** BEGIN Records for the task **

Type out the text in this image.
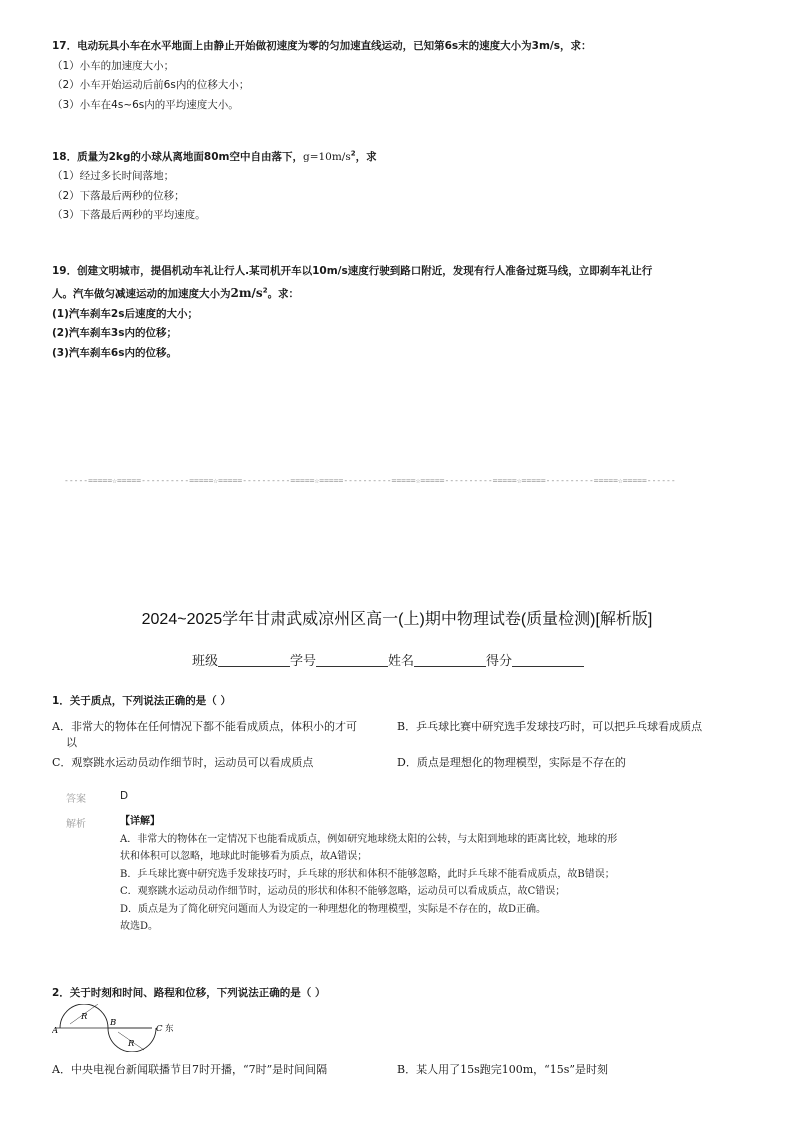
17．电动玩具小车在水平地面上由静止开始做初速度为零的匀加速直线运动，已知第6s末的速度大小为3m/s，求：
（1）小车的加速度大小；
（2）小车开始运动后前6s内的位移大小；
（3）小车在4s~6s内的平均速度大小。
18．质量为2kg的小球从离地面80m空中自由落下，$g=10m/s^2$，求
（1）经过多长时间落地；
（2）下落最后两秒的位移；
（3）下落最后两秒的平均速度。
19．创建文明城市，提倡机动车礼让行人.某司机开车以10m/s速度行驶到路口附近，发现有行人准备过斑马线，立即刹车礼让行
人。汽车做匀减速运动的加速度大小为$2m/s^2$。求：
(1)汽车刹车2s后速度的大小；
(2)汽车刹车3s内的位移；
(3)汽车刹车6s内的位移。
-----=====☆=====----------=====☆=====----------=====☆=====----------=====☆=====----------=====☆=====----------=====☆=====------
2024~2025学年甘肃武威凉州区高一(上)期中物理试卷(质量检测)[解析版]
班级	学号	姓名	得分
1．关于质点，下列说法正确的是（ ）
A．非常大的物体在任何情况下都不能看成质点，体积小的才可
以
B．乒乓球比赛中研究选手发球技巧时，可以把乒乓球看成质点
C．观察跳水运动员动作细节时，运动员可以看成质点	D．质点是理想化的物理模型，实际是不存在的
答案	D
解析	【详解】
A．非常大的物体在一定情况下也能看成质点，例如研究地球绕太阳的公转，与太阳到地球的距离比较，地球的形
状和体积可以忽略，地球此时能够看为质点，故A错误；
B．乒乓球比赛中研究选手发球技巧时，乒乓球的形状和体积不能够忽略，此时乒乓球不能看成质点，故B错误；
C．观察跳水运动员动作细节时，运动员的形状和体积不能够忽略，运动员可以看成质点，故C错误；
D．质点是为了简化研究问题而人为设定的一种理想化的物理模型，实际是不存在的，故D正确。
故选D。
2．关于时刻和时间、路程和位移，下列说法正确的是（ ）
A
B
C 东
R
R
A．中央电视台新闻联播节目7时开播，“7时”是时间间隔	B．某人用了15s跑完100m，“15s”是时刻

** END Records for the task **

## What this task involves
Take the data above and repeat it exactly, leaving each picture out.

## The completed task
Type out the text in this image.
17．电动玩具小车在水平地面上由静止开始做初速度为零的匀加速直线运动，已知第6s末的速度大小为3m/s，求：
（1）小车的加速度大小；
（2）小车开始运动后前6s内的位移大小；
（3）小车在4s~6s内的平均速度大小。
18．质量为2kg的小球从离地面80m空中自由落下，$g=10m/s^2$，求
（1）经过多长时间落地；
（2）下落最后两秒的位移；
（3）下落最后两秒的平均速度。
19．创建文明城市，提倡机动车礼让行人.某司机开车以10m/s速度行驶到路口附近，发现有行人准备过斑马线，立即刹车礼让行
人。汽车做匀减速运动的加速度大小为$2m/s^2$。求：
(1)汽车刹车2s后速度的大小；
(2)汽车刹车3s内的位移；
(3)汽车刹车6s内的位移。
-----=====☆=====----------=====☆=====----------=====☆=====----------=====☆=====----------=====☆=====----------=====☆=====------
2024~2025学年甘肃武威凉州区高一(上)期中物理试卷(质量检测)[解析版]
班级	学号	姓名	得分
1．关于质点，下列说法正确的是（ ）
A．非常大的物体在任何情况下都不能看成质点，体积小的才可
以
B．乒乓球比赛中研究选手发球技巧时，可以把乒乓球看成质点
C．观察跳水运动员动作细节时，运动员可以看成质点	D．质点是理想化的物理模型，实际是不存在的
答案	D
解析	【详解】
A．非常大的物体在一定情况下也能看成质点，例如研究地球绕太阳的公转，与太阳到地球的距离比较，地球的形
状和体积可以忽略，地球此时能够看为质点，故A错误；
B．乒乓球比赛中研究选手发球技巧时，乒乓球的形状和体积不能够忽略，此时乒乓球不能看成质点，故B错误；
C．观察跳水运动员动作细节时，运动员的形状和体积不能够忽略，运动员可以看成质点，故C错误；
D．质点是为了简化研究问题而人为设定的一种理想化的物理模型，实际是不存在的，故D正确。
故选D。
2．关于时刻和时间、路程和位移，下列说法正确的是（ ）
A
B
C 东
R
R
A．中央电视台新闻联播节目7时开播，“7时”是时间间隔	B．某人用了15s跑完100m，“15s”是时刻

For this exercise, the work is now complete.